## START Dataset content

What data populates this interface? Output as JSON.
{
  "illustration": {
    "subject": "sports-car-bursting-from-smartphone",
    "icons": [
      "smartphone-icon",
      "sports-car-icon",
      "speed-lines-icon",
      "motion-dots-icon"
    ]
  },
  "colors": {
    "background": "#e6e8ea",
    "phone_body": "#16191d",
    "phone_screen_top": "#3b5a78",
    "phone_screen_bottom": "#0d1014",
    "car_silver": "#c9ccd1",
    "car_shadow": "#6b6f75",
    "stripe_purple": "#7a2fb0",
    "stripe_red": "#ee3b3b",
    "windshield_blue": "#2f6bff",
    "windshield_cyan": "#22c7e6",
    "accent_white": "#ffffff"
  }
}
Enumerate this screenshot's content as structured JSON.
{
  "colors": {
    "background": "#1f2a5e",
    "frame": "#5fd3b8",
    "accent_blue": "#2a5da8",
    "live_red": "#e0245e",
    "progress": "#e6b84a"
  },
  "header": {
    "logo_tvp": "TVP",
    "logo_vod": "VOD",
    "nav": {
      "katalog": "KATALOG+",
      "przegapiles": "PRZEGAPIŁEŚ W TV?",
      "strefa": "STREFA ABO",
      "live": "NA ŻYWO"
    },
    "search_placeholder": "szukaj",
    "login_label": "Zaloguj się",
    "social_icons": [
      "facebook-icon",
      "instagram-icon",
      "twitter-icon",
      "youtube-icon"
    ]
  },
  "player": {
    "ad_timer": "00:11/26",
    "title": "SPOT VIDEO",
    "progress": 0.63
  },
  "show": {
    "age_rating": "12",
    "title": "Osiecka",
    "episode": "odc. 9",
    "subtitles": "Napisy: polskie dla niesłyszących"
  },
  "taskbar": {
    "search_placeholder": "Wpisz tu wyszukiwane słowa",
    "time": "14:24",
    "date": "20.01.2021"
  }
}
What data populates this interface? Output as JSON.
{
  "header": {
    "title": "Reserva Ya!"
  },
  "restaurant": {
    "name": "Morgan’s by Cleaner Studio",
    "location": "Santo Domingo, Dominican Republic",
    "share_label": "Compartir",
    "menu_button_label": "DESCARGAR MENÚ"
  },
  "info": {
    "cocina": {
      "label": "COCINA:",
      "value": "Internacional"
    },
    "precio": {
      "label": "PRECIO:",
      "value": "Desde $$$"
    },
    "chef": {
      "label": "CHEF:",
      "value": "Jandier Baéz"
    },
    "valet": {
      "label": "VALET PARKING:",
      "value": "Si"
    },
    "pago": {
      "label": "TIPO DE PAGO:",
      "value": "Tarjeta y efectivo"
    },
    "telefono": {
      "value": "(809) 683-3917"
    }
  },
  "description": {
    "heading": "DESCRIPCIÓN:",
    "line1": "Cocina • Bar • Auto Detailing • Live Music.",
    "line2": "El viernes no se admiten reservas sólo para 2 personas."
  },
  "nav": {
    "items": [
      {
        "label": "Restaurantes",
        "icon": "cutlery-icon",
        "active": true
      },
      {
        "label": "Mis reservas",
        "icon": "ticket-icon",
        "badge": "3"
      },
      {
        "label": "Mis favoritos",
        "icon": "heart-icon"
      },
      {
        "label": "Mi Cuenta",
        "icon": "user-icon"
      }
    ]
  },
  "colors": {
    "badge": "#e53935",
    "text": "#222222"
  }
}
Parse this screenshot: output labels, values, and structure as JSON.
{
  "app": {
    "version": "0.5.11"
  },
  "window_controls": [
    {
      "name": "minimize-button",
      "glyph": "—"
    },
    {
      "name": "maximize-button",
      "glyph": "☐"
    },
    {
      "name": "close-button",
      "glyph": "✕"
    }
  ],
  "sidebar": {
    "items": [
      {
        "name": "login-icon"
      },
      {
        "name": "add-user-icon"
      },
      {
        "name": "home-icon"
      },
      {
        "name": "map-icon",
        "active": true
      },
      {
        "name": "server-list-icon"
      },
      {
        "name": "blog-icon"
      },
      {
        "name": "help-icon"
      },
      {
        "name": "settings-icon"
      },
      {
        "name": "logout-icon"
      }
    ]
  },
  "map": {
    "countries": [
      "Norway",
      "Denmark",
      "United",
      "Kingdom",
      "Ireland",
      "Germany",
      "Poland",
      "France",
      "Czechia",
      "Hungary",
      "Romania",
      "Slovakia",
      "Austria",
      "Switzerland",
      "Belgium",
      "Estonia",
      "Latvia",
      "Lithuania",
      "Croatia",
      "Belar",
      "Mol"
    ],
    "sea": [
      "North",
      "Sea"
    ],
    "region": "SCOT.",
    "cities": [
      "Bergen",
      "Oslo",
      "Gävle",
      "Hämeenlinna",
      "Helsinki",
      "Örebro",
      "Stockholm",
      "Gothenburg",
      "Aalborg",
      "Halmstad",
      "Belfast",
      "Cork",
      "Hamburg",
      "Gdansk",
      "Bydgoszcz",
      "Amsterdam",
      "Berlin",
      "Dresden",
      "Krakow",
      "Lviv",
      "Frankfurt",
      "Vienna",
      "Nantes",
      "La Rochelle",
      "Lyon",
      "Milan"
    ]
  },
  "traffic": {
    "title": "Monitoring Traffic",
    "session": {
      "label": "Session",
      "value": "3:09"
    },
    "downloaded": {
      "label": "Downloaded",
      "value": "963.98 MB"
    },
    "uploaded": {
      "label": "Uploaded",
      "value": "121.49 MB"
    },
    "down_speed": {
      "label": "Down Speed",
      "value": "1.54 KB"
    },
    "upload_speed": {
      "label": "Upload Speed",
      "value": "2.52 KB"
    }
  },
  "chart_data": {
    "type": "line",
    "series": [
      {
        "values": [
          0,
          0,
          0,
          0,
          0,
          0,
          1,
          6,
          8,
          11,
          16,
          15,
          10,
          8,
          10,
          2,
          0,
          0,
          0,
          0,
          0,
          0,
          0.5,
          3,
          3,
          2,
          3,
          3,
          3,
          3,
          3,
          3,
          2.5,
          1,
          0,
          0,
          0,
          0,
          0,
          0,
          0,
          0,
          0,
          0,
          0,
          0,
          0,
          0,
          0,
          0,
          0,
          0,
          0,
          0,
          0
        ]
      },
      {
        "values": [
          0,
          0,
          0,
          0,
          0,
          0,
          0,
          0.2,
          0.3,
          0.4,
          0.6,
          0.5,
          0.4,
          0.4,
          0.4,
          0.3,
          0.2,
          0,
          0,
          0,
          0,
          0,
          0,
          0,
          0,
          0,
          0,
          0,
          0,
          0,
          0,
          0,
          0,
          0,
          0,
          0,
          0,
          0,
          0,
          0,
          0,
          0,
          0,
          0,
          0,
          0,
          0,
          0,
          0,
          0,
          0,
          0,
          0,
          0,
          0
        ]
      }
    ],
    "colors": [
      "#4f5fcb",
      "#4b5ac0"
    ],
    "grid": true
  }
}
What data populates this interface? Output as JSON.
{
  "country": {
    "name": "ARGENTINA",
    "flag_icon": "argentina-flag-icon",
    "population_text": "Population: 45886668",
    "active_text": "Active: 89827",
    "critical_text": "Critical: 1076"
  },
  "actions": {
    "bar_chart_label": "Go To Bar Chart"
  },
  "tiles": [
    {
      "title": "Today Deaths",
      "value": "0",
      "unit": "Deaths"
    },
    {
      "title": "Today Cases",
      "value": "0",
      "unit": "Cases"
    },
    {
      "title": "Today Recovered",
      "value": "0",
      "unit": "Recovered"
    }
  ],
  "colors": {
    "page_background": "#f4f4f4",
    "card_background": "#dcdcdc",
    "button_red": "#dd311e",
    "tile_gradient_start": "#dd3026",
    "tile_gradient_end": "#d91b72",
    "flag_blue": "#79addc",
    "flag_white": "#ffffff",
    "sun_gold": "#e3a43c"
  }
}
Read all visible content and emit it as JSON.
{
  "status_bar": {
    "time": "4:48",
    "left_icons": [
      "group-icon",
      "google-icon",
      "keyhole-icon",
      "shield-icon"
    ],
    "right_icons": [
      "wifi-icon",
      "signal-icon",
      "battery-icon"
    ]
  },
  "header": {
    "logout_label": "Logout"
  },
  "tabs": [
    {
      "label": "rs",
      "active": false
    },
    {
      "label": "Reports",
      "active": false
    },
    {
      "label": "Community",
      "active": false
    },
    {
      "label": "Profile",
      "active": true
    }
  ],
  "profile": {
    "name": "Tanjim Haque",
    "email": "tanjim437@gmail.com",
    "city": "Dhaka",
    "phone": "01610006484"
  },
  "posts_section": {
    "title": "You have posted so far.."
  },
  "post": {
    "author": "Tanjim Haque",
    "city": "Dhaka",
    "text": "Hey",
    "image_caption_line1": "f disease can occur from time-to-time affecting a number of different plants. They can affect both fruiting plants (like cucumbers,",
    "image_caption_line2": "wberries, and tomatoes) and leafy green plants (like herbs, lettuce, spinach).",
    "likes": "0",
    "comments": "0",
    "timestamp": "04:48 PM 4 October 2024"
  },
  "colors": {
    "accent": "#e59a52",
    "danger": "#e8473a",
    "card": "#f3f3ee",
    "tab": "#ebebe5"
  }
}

## END Dataset content

What is expected:
Count how many lines above contain the word "sports". Reply with the number alone.

Solution for this problem:
2